**Set exercise:** List each line of the data that holds the word "Corine".

[Stored dataset items]
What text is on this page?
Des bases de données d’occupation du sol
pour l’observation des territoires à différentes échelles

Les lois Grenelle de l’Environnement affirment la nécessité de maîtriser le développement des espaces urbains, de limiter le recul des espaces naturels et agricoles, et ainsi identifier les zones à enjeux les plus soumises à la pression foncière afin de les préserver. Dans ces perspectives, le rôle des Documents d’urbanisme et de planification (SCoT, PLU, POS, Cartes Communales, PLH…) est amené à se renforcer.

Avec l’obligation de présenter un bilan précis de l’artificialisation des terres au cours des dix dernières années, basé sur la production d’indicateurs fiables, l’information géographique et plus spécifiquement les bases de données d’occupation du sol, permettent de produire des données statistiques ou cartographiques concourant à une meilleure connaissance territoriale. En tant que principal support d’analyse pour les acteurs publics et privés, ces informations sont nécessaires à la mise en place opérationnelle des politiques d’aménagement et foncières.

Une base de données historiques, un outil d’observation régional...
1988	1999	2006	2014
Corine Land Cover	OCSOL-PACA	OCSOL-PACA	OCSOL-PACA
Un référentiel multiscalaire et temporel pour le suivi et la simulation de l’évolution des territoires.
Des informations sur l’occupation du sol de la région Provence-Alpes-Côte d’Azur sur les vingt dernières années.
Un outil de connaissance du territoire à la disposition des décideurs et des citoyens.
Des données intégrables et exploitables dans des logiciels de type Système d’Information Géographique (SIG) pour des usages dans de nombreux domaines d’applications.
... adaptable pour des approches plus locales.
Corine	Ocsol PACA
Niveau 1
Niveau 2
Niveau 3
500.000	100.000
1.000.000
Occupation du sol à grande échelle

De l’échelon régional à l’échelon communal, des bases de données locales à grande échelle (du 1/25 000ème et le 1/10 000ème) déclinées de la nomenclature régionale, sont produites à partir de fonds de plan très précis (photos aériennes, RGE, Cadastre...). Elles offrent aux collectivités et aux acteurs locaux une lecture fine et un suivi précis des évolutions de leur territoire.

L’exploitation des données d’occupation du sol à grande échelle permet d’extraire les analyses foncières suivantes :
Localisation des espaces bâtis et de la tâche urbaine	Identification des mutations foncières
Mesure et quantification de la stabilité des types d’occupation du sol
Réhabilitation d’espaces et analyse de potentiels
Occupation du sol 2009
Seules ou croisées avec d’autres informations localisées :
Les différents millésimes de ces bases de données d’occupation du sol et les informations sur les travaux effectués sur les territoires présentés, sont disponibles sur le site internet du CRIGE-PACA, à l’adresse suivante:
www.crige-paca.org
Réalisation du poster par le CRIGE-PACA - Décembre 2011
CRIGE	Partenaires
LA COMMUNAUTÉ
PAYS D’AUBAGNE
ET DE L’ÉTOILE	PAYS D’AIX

**Solution:**
Corine Land Cover	OCSOL-PACA	OCSOL-PACA	OCSOL-PACA
Corine	Ocsol PACA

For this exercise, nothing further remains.